Listed entries:

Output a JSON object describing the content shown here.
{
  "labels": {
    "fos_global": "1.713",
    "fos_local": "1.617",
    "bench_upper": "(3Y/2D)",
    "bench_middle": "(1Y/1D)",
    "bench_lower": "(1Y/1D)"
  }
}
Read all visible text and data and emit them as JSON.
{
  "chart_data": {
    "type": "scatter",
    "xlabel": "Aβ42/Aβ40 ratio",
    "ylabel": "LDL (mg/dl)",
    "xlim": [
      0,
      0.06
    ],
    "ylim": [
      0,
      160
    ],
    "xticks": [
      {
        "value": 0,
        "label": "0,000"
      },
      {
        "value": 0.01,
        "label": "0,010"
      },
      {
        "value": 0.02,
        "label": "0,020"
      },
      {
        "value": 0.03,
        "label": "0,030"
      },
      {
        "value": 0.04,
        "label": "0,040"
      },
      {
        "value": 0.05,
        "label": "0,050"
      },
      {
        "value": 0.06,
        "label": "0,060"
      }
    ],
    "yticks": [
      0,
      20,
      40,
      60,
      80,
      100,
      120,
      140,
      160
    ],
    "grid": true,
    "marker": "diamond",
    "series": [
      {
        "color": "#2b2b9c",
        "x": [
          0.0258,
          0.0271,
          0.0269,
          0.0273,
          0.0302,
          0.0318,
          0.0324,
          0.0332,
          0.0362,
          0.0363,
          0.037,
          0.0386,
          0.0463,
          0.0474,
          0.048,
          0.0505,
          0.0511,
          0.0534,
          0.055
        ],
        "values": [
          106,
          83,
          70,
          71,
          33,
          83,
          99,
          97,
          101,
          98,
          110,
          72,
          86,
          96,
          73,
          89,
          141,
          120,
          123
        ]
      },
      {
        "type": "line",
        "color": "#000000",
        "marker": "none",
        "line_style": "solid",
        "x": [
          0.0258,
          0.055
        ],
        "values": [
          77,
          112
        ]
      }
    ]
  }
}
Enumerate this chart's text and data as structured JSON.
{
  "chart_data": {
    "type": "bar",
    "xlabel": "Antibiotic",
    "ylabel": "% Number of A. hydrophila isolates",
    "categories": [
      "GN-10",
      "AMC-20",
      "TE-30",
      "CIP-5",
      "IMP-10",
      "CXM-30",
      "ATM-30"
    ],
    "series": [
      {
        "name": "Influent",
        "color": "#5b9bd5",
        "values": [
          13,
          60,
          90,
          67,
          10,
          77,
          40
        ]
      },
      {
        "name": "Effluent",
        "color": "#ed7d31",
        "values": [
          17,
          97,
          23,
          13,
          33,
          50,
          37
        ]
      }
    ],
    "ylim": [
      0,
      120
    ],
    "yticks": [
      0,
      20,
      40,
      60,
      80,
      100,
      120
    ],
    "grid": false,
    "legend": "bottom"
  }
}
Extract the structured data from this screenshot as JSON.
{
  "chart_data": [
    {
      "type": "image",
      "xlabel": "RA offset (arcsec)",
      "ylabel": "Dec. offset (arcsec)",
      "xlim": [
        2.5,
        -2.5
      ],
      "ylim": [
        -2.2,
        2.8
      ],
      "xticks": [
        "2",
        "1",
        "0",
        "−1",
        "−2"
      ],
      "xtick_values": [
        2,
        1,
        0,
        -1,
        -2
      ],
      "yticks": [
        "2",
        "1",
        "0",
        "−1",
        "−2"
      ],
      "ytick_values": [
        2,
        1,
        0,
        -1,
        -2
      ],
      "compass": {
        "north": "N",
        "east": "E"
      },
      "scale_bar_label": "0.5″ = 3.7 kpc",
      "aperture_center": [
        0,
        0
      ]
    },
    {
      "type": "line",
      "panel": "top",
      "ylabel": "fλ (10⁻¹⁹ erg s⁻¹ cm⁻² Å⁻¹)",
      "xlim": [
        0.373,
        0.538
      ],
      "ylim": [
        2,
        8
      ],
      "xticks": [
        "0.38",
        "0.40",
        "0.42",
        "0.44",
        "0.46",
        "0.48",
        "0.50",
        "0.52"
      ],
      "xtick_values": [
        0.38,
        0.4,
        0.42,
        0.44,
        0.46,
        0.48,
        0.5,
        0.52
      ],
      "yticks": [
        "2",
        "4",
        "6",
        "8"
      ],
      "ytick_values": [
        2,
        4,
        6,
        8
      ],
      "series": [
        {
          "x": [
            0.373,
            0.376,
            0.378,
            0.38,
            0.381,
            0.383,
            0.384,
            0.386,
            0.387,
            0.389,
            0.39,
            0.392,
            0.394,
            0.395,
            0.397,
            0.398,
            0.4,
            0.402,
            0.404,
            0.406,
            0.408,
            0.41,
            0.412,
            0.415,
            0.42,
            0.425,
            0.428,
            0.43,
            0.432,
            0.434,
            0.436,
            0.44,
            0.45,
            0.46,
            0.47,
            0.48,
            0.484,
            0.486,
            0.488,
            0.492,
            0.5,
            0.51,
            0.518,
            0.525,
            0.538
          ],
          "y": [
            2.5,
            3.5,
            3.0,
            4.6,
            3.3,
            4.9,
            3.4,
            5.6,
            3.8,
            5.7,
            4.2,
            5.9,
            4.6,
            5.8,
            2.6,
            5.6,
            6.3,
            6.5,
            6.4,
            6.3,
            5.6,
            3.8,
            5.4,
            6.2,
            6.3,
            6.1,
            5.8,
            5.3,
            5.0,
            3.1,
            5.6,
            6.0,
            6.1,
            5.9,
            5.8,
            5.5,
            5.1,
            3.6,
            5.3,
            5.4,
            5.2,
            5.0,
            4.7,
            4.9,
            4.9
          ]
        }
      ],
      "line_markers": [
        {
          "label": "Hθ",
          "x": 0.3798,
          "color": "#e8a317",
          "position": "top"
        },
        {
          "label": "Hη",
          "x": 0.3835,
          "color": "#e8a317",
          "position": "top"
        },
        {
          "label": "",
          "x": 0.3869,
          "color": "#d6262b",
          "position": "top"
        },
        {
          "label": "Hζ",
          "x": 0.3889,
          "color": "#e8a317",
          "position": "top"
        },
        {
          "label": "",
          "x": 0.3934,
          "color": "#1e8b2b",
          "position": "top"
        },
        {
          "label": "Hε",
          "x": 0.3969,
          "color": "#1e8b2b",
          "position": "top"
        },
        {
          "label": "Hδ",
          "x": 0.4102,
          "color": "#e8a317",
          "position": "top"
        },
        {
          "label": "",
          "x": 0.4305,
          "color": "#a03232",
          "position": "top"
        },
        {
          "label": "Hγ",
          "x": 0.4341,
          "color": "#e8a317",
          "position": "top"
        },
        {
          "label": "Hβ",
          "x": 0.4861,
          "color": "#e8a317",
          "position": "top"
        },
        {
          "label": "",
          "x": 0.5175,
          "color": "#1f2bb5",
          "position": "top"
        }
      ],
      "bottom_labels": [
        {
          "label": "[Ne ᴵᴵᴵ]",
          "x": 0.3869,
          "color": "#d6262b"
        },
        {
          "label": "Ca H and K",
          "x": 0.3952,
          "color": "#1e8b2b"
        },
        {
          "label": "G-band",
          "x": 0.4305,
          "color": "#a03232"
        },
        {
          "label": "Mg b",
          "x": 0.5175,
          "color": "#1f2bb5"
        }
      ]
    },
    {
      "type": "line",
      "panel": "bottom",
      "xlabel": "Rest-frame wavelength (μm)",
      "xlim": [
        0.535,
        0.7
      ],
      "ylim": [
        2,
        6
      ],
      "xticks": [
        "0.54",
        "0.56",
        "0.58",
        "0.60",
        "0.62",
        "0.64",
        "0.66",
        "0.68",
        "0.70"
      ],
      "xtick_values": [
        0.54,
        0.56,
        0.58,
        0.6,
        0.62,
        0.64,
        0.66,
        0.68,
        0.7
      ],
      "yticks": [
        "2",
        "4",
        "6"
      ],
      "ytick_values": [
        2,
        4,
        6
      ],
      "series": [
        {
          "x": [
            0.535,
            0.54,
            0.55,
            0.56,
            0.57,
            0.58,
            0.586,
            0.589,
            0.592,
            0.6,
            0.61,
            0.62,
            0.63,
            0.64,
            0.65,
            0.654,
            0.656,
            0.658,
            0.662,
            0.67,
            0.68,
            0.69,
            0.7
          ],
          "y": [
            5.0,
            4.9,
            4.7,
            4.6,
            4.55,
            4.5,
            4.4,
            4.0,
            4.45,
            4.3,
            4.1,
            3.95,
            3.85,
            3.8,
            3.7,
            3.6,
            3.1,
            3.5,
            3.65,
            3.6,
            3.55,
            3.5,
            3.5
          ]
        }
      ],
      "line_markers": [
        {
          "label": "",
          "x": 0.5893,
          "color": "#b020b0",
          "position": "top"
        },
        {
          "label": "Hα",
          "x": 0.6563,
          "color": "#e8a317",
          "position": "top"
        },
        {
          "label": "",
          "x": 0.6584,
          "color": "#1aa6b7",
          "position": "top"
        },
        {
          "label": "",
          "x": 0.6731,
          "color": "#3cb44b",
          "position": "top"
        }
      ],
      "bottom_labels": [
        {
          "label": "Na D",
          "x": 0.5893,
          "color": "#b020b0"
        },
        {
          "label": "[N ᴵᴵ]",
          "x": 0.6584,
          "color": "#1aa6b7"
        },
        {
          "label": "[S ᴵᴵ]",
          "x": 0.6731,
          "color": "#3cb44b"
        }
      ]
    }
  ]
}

Brief: Respond with the number of lines containing "structured" and no additional words.

Reply to the exercise: 2